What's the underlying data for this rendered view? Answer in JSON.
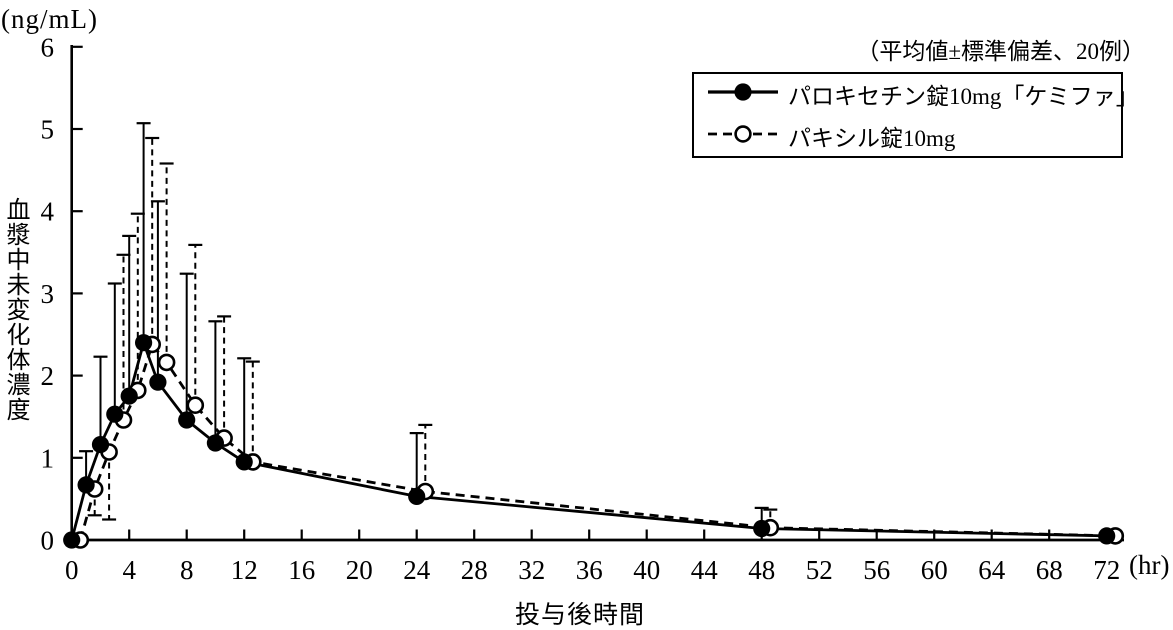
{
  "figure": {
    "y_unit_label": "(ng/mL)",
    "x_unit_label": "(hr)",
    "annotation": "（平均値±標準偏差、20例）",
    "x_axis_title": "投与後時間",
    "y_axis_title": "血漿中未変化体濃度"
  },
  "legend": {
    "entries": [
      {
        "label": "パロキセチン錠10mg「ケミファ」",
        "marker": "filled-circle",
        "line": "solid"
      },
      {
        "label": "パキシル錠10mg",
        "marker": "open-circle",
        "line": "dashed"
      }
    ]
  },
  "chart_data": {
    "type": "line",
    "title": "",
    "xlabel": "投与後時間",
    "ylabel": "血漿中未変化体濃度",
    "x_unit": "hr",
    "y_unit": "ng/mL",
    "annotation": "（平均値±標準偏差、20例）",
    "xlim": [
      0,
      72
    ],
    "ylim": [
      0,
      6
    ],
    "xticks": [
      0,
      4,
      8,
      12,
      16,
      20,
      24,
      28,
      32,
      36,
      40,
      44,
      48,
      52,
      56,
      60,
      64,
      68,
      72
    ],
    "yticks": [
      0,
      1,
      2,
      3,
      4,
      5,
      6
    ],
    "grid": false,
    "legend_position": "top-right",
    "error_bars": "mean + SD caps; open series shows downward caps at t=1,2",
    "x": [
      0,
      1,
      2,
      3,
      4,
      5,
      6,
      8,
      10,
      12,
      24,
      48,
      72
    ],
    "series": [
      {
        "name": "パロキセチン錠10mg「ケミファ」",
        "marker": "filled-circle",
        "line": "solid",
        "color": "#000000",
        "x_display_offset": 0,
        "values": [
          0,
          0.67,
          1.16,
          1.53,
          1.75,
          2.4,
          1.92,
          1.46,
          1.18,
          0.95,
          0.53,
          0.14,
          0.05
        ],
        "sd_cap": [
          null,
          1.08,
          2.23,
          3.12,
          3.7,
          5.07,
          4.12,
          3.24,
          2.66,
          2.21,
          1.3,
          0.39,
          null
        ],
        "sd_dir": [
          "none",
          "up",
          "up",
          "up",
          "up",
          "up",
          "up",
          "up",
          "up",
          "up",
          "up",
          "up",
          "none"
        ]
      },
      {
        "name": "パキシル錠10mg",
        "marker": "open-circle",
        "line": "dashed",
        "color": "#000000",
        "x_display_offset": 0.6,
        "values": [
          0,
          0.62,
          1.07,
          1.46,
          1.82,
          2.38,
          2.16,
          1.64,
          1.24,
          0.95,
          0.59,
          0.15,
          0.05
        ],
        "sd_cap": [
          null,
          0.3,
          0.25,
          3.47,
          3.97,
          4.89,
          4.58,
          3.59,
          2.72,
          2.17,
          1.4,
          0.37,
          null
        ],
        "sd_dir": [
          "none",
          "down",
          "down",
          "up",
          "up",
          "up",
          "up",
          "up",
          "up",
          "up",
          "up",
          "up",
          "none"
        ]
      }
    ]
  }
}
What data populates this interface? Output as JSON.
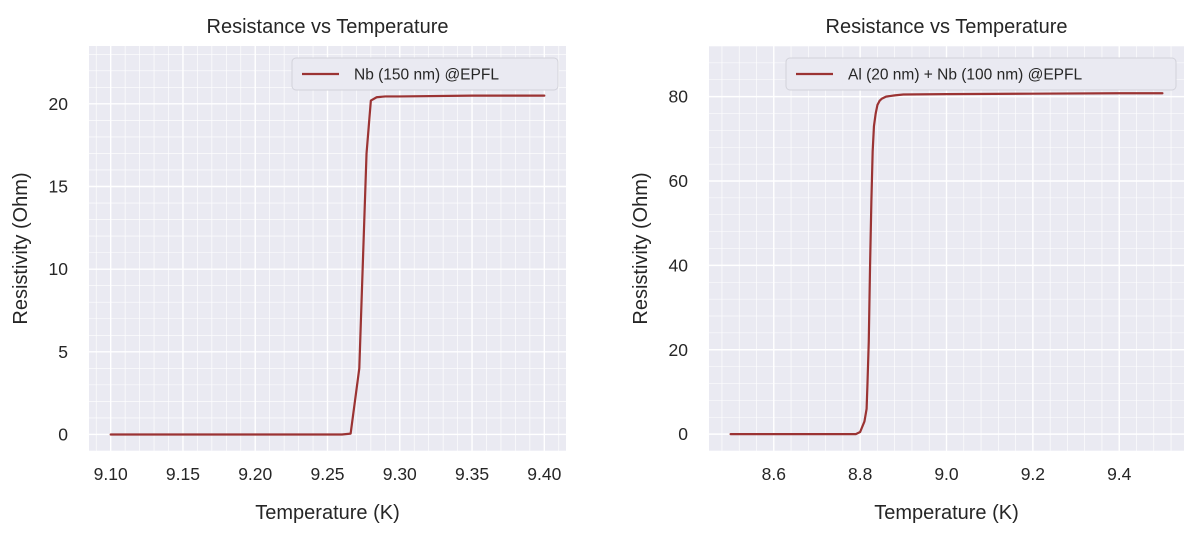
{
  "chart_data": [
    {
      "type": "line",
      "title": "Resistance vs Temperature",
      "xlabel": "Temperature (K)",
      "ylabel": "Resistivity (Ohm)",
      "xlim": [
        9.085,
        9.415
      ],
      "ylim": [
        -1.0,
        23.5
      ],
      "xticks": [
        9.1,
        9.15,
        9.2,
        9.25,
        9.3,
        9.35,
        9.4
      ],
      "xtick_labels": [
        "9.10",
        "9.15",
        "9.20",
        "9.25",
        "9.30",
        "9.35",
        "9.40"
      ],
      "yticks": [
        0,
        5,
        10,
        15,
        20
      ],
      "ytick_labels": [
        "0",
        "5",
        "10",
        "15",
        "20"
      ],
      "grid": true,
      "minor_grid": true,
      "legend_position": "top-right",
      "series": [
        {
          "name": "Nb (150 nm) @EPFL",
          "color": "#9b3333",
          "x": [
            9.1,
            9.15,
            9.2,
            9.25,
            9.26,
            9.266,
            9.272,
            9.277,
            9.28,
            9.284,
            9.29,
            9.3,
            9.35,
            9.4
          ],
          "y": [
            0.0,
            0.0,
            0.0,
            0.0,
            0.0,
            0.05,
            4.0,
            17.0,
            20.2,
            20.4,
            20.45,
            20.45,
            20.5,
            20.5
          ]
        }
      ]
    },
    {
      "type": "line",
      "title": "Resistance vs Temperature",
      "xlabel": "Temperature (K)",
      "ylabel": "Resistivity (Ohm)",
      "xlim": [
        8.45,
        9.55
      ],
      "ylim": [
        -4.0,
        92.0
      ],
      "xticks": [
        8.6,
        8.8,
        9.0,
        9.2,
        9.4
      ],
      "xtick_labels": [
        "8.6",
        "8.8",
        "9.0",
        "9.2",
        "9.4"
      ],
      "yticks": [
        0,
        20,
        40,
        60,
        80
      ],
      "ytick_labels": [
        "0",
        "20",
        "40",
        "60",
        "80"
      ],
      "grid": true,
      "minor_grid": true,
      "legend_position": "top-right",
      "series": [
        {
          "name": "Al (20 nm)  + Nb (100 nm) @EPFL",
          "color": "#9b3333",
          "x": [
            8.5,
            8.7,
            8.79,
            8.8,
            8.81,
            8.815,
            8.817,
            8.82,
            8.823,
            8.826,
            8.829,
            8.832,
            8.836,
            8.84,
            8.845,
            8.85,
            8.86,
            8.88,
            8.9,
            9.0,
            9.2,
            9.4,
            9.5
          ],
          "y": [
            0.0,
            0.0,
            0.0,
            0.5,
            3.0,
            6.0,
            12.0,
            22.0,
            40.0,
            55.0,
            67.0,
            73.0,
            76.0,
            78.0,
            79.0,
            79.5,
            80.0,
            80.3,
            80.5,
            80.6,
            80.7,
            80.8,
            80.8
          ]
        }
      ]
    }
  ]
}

- [PROBLEM TO SOLVE]:
The material above must be printed exactly, with its pictures left out.

- [ANSWER BELOW]:
What's the underlying data for this rendered view? Answer in JSON.
{
  "figure": {
    "y_unit_label": "(ng/mL)",
    "x_unit_label": "(hr)",
    "annotation": "（平均値±標準偏差、20例）",
    "x_axis_title": "投与後時間",
    "y_axis_title": "血漿中未変化体濃度"
  },
  "legend": {
    "entries": [
      {
        "label": "パロキセチン錠10mg「ケミファ」",
        "marker": "filled-circle",
        "line": "solid"
      },
      {
        "label": "パキシル錠10mg",
        "marker": "open-circle",
        "line": "dashed"
      }
    ]
  },
  "chart_data": {
    "type": "line",
    "title": "",
    "xlabel": "投与後時間",
    "ylabel": "血漿中未変化体濃度",
    "x_unit": "hr",
    "y_unit": "ng/mL",
    "annotation": "（平均値±標準偏差、20例）",
    "xlim": [
      0,
      72
    ],
    "ylim": [
      0,
      6
    ],
    "xticks": [
      0,
      4,
      8,
      12,
      16,
      20,
      24,
      28,
      32,
      36,
      40,
      44,
      48,
      52,
      56,
      60,
      64,
      68,
      72
    ],
    "yticks": [
      0,
      1,
      2,
      3,
      4,
      5,
      6
    ],
    "grid": false,
    "legend_position": "top-right",
    "error_bars": "mean + SD caps; open series shows downward caps at t=1,2",
    "x": [
      0,
      1,
      2,
      3,
      4,
      5,
      6,
      8,
      10,
      12,
      24,
      48,
      72
    ],
    "series": [
      {
        "name": "パロキセチン錠10mg「ケミファ」",
        "marker": "filled-circle",
        "line": "solid",
        "color": "#000000",
        "x_display_offset": 0,
        "values": [
          0,
          0.67,
          1.16,
          1.53,
          1.75,
          2.4,
          1.92,
          1.46,
          1.18,
          0.95,
          0.53,
          0.14,
          0.05
        ],
        "sd_cap": [
          null,
          1.08,
          2.23,
          3.12,
          3.7,
          5.07,
          4.12,
          3.24,
          2.66,
          2.21,
          1.3,
          0.39,
          null
        ],
        "sd_dir": [
          "none",
          "up",
          "up",
          "up",
          "up",
          "up",
          "up",
          "up",
          "up",
          "up",
          "up",
          "up",
          "none"
        ]
      },
      {
        "name": "パキシル錠10mg",
        "marker": "open-circle",
        "line": "dashed",
        "color": "#000000",
        "x_display_offset": 0.6,
        "values": [
          0,
          0.62,
          1.07,
          1.46,
          1.82,
          2.38,
          2.16,
          1.64,
          1.24,
          0.95,
          0.59,
          0.15,
          0.05
        ],
        "sd_cap": [
          null,
          0.3,
          0.25,
          3.47,
          3.97,
          4.89,
          4.58,
          3.59,
          2.72,
          2.17,
          1.4,
          0.37,
          null
        ],
        "sd_dir": [
          "none",
          "down",
          "down",
          "up",
          "up",
          "up",
          "up",
          "up",
          "up",
          "up",
          "up",
          "up",
          "none"
        ]
      }
    ]
  }
}
What data populates this interface? Output as JSON.
{
  "chart_data": [
    {
      "type": "line",
      "title": "Resistance vs Temperature",
      "xlabel": "Temperature (K)",
      "ylabel": "Resistivity (Ohm)",
      "xlim": [
        9.085,
        9.415
      ],
      "ylim": [
        -1.0,
        23.5
      ],
      "xticks": [
        9.1,
        9.15,
        9.2,
        9.25,
        9.3,
        9.35,
        9.4
      ],
      "xtick_labels": [
        "9.10",
        "9.15",
        "9.20",
        "9.25",
        "9.30",
        "9.35",
        "9.40"
      ],
      "yticks": [
        0,
        5,
        10,
        15,
        20
      ],
      "ytick_labels": [
        "0",
        "5",
        "10",
        "15",
        "20"
      ],
      "grid": true,
      "minor_grid": true,
      "legend_position": "top-right",
      "series": [
        {
          "name": "Nb (150 nm) @EPFL",
          "color": "#9b3333",
          "x": [
            9.1,
            9.15,
            9.2,
            9.25,
            9.26,
            9.266,
            9.272,
            9.277,
            9.28,
            9.284,
            9.29,
            9.3,
            9.35,
            9.4
          ],
          "y": [
            0.0,
            0.0,
            0.0,
            0.0,
            0.0,
            0.05,
            4.0,
            17.0,
            20.2,
            20.4,
            20.45,
            20.45,
            20.5,
            20.5
          ]
        }
      ]
    },
    {
      "type": "line",
      "title": "Resistance vs Temperature",
      "xlabel": "Temperature (K)",
      "ylabel": "Resistivity (Ohm)",
      "xlim": [
        8.45,
        9.55
      ],
      "ylim": [
        -4.0,
        92.0
      ],
      "xticks": [
        8.6,
        8.8,
        9.0,
        9.2,
        9.4
      ],
      "xtick_labels": [
        "8.6",
        "8.8",
        "9.0",
        "9.2",
        "9.4"
      ],
      "yticks": [
        0,
        20,
        40,
        60,
        80
      ],
      "ytick_labels": [
        "0",
        "20",
        "40",
        "60",
        "80"
      ],
      "grid": true,
      "minor_grid": true,
      "legend_position": "top-right",
      "series": [
        {
          "name": "Al (20 nm)  + Nb (100 nm) @EPFL",
          "color": "#9b3333",
          "x": [
            8.5,
            8.7,
            8.79,
            8.8,
            8.81,
            8.815,
            8.817,
            8.82,
            8.823,
            8.826,
            8.829,
            8.832,
            8.836,
            8.84,
            8.845,
            8.85,
            8.86,
            8.88,
            8.9,
            9.0,
            9.2,
            9.4,
            9.5
          ],
          "y": [
            0.0,
            0.0,
            0.0,
            0.5,
            3.0,
            6.0,
            12.0,
            22.0,
            40.0,
            55.0,
            67.0,
            73.0,
            76.0,
            78.0,
            79.0,
            79.5,
            80.0,
            80.3,
            80.5,
            80.6,
            80.7,
            80.8,
            80.8
          ]
        }
      ]
    }
  ]
}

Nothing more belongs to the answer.